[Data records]
* * * * * * *

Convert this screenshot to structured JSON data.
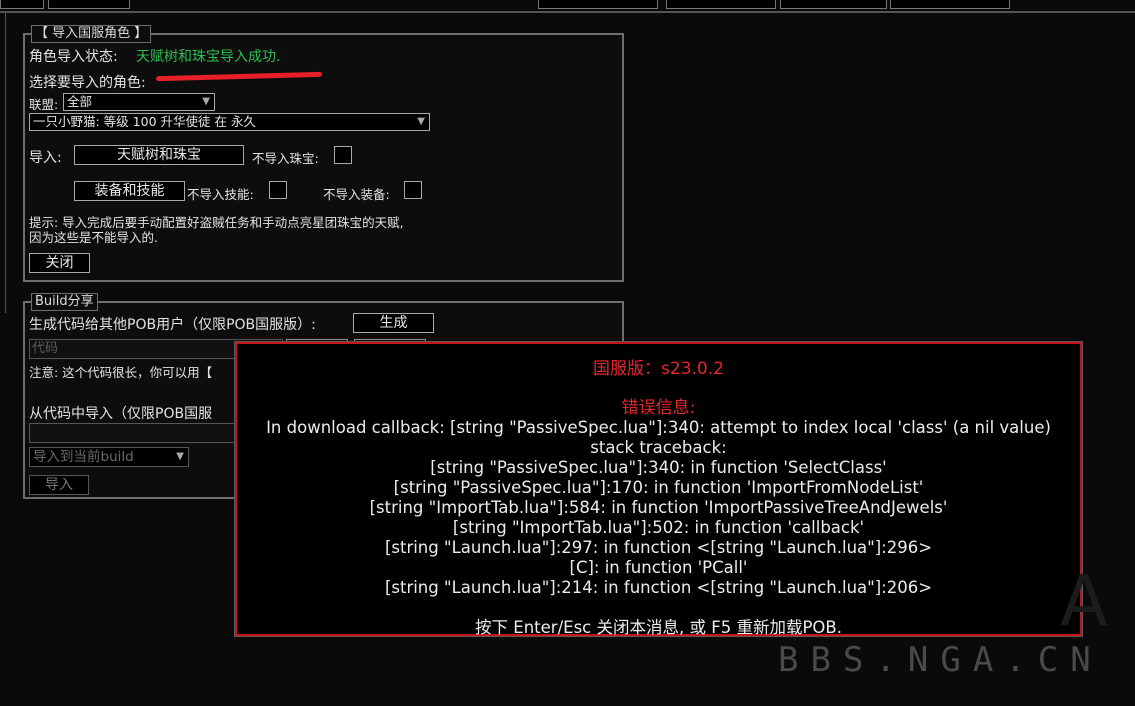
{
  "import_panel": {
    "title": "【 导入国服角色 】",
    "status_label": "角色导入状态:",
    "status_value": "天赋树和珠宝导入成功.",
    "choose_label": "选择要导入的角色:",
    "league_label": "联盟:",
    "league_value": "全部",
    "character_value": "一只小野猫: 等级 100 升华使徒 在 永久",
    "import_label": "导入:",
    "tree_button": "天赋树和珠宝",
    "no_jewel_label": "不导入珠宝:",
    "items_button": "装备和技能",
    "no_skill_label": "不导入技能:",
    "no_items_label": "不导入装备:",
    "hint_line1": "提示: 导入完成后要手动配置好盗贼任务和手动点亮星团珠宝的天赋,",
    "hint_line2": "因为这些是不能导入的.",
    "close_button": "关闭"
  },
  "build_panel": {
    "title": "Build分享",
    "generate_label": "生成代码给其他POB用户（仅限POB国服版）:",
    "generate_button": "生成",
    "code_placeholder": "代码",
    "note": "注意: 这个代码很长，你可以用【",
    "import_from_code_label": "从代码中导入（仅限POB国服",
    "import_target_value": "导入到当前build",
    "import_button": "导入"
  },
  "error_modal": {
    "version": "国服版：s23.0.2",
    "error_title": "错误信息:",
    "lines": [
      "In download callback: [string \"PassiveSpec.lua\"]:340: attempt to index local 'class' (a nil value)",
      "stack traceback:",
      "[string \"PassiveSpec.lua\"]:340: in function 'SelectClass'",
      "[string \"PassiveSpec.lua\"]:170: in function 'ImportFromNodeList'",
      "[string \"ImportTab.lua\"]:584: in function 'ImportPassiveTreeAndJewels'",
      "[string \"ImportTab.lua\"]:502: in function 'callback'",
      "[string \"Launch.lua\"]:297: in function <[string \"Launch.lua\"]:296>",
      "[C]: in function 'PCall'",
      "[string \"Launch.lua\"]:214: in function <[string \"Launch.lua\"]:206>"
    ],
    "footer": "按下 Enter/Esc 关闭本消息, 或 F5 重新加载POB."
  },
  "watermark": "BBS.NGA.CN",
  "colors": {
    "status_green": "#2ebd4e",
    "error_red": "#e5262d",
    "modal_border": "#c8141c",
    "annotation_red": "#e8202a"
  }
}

* * * * * * *

▸ REQUEST: Extract every line of the data exactly; pictures stay out.

▸ ANSWER TO THE EXERCISE:
Convert this screenshot to structured JSON data.
{
  "import_panel": {
    "title": "【 导入国服角色 】",
    "status_label": "角色导入状态:",
    "status_value": "天赋树和珠宝导入成功.",
    "choose_label": "选择要导入的角色:",
    "league_label": "联盟:",
    "league_value": "全部",
    "character_value": "一只小野猫: 等级 100 升华使徒 在 永久",
    "import_label": "导入:",
    "tree_button": "天赋树和珠宝",
    "no_jewel_label": "不导入珠宝:",
    "items_button": "装备和技能",
    "no_skill_label": "不导入技能:",
    "no_items_label": "不导入装备:",
    "hint_line1": "提示: 导入完成后要手动配置好盗贼任务和手动点亮星团珠宝的天赋,",
    "hint_line2": "因为这些是不能导入的.",
    "close_button": "关闭"
  },
  "build_panel": {
    "title": "Build分享",
    "generate_label": "生成代码给其他POB用户（仅限POB国服版）:",
    "generate_button": "生成",
    "code_placeholder": "代码",
    "note": "注意: 这个代码很长，你可以用【",
    "import_from_code_label": "从代码中导入（仅限POB国服",
    "import_target_value": "导入到当前build",
    "import_button": "导入"
  },
  "error_modal": {
    "version": "国服版：s23.0.2",
    "error_title": "错误信息:",
    "lines": [
      "In download callback: [string \"PassiveSpec.lua\"]:340: attempt to index local 'class' (a nil value)",
      "stack traceback:",
      "[string \"PassiveSpec.lua\"]:340: in function 'SelectClass'",
      "[string \"PassiveSpec.lua\"]:170: in function 'ImportFromNodeList'",
      "[string \"ImportTab.lua\"]:584: in function 'ImportPassiveTreeAndJewels'",
      "[string \"ImportTab.lua\"]:502: in function 'callback'",
      "[string \"Launch.lua\"]:297: in function <[string \"Launch.lua\"]:296>",
      "[C]: in function 'PCall'",
      "[string \"Launch.lua\"]:214: in function <[string \"Launch.lua\"]:206>"
    ],
    "footer": "按下 Enter/Esc 关闭本消息, 或 F5 重新加载POB."
  },
  "watermark": "BBS.NGA.CN",
  "colors": {
    "status_green": "#2ebd4e",
    "error_red": "#e5262d",
    "modal_border": "#c8141c",
    "annotation_red": "#e8202a"
  }
}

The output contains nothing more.